• THE EXERCISE: Write every entry out again exactly, please, and skip the pictures.

• GIVEN ENTRIES:
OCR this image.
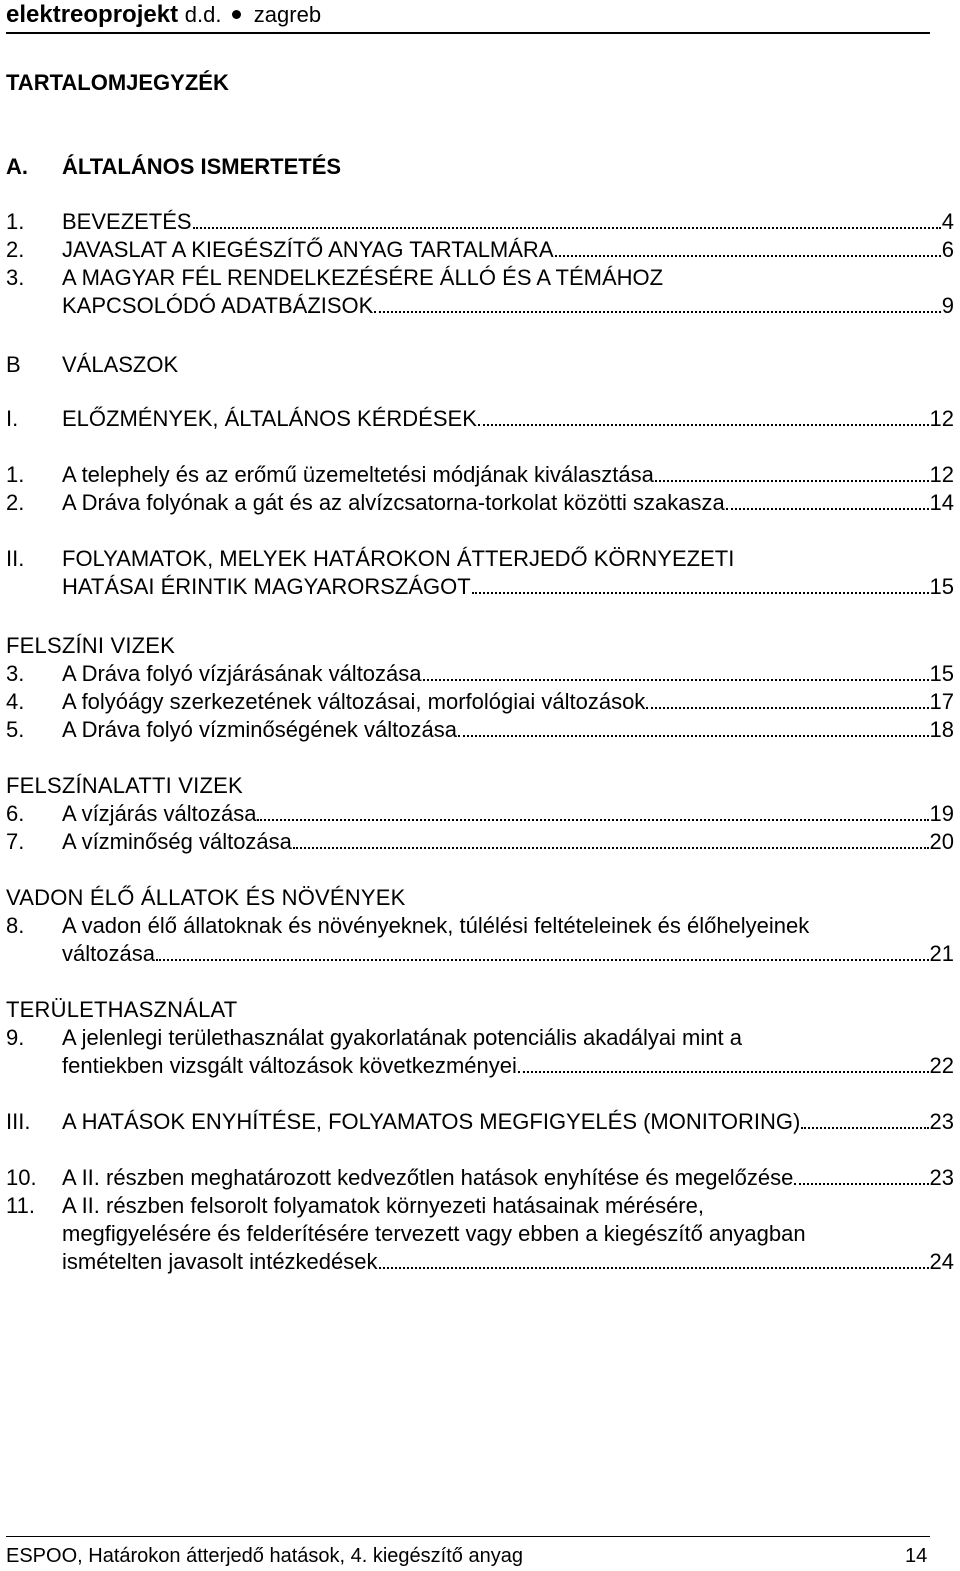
elektreoprojekt d.d. zagreb
TARTALOMJEGYZÉK
A. ÁLTALÁNOS ISMERTETÉS
B VÁLASZOK
FELSZÍNI VIZEK
FELSZÍNALATTI VIZEK
VADON ÉLŐ ÁLLATOK ÉS NÖVÉNYEK
TERÜLETHASZNÁLAT
ESPOO, Határokon átterjedő hatások, 4. kiegészítő anyag	14
1. BEVEZETÉS	4
2. JAVASLAT A KIEGÉSZÍTŐ ANYAG TARTALMÁRA	6
3. A MAGYAR FÉL RENDELKEZÉSÉRE ÁLLÓ ÉS A TÉMÁHOZ
KAPCSOLÓDÓ ADATBÁZISOK	9
I. ELŐZMÉNYEK, ÁLTALÁNOS KÉRDÉSEK	12
1. A telephely és az erőmű üzemeltetési módjának kiválasztása	12
2. A Dráva folyónak a gát és az alvízcsatorna-torkolat közötti szakasza	14
II. FOLYAMATOK, MELYEK HATÁROKON ÁTTERJEDŐ KÖRNYEZETI
HATÁSAI ÉRINTIK MAGYARORSZÁGOT	15
3. A Dráva folyó vízjárásának változása	15
4. A folyóágy szerkezetének változásai, morfológiai változások	17
5. A Dráva folyó vízminőségének változása	18
6. A vízjárás változása	19
7. A vízminőség változása	20
8. A vadon élő állatoknak és növényeknek, túlélési feltételeinek és élőhelyeinek
változása	21
9. A jelenlegi területhasználat gyakorlatának potenciális akadályai mint a
fentiekben vizsgált változások következményei	22
III. A HATÁSOK ENYHÍTÉSE, FOLYAMATOS MEGFIGYELÉS (MONITORING)	23
10. A II. részben meghatározott kedvezőtlen hatások enyhítése és megelőzése	23
11. A II. részben felsorolt folyamatok környezeti hatásainak mérésére,
megfigyelésére és felderítésére tervezett vagy ebben a kiegészítő anyagban
ismételten javasolt intézkedések	24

• COMPLETED EXERCISE:
OCR this image.
elektreoprojekt d.d. zagreb
TARTALOMJEGYZÉK
A. ÁLTALÁNOS ISMERTETÉS
B VÁLASZOK
FELSZÍNI VIZEK
FELSZÍNALATTI VIZEK
VADON ÉLŐ ÁLLATOK ÉS NÖVÉNYEK
TERÜLETHASZNÁLAT
ESPOO, Határokon átterjedő hatások, 4. kiegészítő anyag	14
1. BEVEZETÉS	4
2. JAVASLAT A KIEGÉSZÍTŐ ANYAG TARTALMÁRA	6
3. A MAGYAR FÉL RENDELKEZÉSÉRE ÁLLÓ ÉS A TÉMÁHOZ
KAPCSOLÓDÓ ADATBÁZISOK	9
I. ELŐZMÉNYEK, ÁLTALÁNOS KÉRDÉSEK	12
1. A telephely és az erőmű üzemeltetési módjának kiválasztása	12
2. A Dráva folyónak a gát és az alvízcsatorna-torkolat közötti szakasza	14
II. FOLYAMATOK, MELYEK HATÁROKON ÁTTERJEDŐ KÖRNYEZETI
HATÁSAI ÉRINTIK MAGYARORSZÁGOT	15
3. A Dráva folyó vízjárásának változása	15
4. A folyóágy szerkezetének változásai, morfológiai változások	17
5. A Dráva folyó vízminőségének változása	18
6. A vízjárás változása	19
7. A vízminőség változása	20
8. A vadon élő állatoknak és növényeknek, túlélési feltételeinek és élőhelyeinek
változása	21
9. A jelenlegi területhasználat gyakorlatának potenciális akadályai mint a
fentiekben vizsgált változások következményei	22
III. A HATÁSOK ENYHÍTÉSE, FOLYAMATOS MEGFIGYELÉS (MONITORING)	23
10. A II. részben meghatározott kedvezőtlen hatások enyhítése és megelőzése	23
11. A II. részben felsorolt folyamatok környezeti hatásainak mérésére,
megfigyelésére és felderítésére tervezett vagy ebben a kiegészítő anyagban
ismételten javasolt intézkedések	24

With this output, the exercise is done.